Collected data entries

** START **

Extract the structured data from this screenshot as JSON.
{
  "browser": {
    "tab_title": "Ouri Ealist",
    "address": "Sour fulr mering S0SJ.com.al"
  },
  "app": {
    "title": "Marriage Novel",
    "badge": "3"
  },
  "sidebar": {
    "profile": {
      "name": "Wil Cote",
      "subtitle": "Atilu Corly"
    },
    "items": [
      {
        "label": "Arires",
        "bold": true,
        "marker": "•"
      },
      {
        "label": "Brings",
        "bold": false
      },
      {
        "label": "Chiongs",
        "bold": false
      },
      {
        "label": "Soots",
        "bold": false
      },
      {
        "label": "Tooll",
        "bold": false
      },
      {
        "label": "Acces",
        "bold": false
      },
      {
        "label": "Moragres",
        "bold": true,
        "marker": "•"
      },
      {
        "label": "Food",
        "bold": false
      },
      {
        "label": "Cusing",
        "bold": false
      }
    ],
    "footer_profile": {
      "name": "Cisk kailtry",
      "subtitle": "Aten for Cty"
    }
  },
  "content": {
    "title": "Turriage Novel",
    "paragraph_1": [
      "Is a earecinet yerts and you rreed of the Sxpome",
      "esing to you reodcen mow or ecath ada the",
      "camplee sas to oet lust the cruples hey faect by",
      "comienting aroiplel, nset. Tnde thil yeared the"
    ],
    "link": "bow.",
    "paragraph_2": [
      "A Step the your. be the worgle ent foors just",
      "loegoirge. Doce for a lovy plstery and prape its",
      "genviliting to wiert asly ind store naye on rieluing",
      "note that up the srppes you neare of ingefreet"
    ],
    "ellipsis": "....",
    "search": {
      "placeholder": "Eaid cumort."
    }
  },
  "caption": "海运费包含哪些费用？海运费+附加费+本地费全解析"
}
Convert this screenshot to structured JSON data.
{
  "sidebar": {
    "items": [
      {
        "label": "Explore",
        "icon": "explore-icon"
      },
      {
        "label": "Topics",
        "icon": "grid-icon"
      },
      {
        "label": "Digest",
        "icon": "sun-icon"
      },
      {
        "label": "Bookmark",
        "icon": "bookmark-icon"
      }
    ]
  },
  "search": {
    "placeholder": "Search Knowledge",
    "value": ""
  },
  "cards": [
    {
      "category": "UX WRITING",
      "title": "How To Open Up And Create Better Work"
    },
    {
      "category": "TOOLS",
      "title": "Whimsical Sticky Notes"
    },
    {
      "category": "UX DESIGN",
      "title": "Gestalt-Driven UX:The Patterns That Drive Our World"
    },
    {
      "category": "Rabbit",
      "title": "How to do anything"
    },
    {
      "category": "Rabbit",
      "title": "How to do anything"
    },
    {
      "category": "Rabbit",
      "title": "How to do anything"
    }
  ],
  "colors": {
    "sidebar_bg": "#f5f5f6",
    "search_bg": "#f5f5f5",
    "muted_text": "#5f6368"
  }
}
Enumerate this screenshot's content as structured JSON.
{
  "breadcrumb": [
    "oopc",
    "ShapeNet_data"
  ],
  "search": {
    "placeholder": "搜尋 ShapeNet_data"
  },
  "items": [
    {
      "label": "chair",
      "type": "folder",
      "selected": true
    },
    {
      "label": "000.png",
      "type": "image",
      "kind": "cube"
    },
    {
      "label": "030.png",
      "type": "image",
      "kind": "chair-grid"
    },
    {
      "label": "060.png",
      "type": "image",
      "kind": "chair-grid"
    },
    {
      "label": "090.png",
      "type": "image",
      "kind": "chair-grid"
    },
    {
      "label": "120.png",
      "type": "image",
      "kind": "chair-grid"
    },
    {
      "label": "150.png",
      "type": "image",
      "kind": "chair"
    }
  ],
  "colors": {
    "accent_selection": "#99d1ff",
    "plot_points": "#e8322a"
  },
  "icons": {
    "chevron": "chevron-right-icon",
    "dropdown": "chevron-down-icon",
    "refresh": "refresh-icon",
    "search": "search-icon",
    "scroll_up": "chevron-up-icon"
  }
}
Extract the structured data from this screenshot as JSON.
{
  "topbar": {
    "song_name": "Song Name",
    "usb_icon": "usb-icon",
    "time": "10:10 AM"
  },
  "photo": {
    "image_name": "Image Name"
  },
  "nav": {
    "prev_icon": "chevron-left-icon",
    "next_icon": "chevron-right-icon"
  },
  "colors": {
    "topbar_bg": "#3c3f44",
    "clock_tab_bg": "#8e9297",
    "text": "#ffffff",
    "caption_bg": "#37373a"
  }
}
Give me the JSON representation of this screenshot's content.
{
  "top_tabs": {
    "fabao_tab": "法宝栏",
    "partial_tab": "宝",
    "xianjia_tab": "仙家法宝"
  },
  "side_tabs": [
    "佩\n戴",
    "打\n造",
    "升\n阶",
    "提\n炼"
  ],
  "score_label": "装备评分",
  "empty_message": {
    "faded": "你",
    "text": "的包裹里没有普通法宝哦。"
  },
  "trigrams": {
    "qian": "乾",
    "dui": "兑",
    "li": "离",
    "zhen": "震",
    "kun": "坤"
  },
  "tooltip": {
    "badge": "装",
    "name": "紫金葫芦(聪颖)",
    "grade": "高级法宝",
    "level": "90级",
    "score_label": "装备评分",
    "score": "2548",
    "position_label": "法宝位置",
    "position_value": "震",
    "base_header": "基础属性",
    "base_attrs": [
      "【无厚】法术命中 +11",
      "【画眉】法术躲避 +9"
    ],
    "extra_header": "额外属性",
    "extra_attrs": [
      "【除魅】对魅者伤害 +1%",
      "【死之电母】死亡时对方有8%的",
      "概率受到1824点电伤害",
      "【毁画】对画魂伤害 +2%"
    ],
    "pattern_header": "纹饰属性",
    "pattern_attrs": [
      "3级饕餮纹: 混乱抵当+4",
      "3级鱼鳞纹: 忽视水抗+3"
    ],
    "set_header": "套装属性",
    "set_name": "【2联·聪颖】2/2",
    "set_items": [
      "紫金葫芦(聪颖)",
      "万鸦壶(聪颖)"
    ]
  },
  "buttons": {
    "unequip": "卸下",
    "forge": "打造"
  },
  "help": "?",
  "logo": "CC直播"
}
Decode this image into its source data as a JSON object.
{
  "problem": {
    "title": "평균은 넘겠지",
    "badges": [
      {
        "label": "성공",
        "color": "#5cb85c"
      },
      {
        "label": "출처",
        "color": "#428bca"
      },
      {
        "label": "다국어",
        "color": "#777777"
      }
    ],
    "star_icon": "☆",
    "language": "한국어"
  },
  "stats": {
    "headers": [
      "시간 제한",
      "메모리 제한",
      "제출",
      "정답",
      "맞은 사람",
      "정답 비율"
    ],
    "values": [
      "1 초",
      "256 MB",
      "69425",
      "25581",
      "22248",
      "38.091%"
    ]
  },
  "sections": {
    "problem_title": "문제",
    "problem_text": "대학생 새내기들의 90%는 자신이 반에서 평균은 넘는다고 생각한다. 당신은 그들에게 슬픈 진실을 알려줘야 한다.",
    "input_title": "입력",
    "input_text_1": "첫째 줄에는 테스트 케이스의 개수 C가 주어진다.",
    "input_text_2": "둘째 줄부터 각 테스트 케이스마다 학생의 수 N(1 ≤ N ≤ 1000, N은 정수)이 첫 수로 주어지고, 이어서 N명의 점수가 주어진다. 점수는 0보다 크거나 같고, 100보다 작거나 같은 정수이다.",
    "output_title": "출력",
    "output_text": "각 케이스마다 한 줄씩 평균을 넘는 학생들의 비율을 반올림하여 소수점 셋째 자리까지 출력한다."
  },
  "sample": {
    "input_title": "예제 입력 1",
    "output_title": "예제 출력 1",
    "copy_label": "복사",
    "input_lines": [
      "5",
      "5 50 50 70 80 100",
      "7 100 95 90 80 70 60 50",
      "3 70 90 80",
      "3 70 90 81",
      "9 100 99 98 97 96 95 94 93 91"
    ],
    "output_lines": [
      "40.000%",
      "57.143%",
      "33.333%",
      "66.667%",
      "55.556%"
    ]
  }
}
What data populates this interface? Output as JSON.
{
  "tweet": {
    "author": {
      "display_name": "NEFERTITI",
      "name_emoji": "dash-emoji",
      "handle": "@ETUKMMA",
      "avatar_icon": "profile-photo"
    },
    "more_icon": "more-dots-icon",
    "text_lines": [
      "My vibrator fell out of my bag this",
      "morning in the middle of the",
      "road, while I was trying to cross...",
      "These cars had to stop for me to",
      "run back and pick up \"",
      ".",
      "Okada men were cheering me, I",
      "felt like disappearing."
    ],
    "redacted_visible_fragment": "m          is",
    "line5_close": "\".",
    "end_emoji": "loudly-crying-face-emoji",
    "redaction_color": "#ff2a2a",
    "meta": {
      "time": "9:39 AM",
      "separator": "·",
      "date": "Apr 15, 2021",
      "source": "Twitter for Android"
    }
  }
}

** END **

Of all the lines in the data above, state how many include "source". Say only the number.

2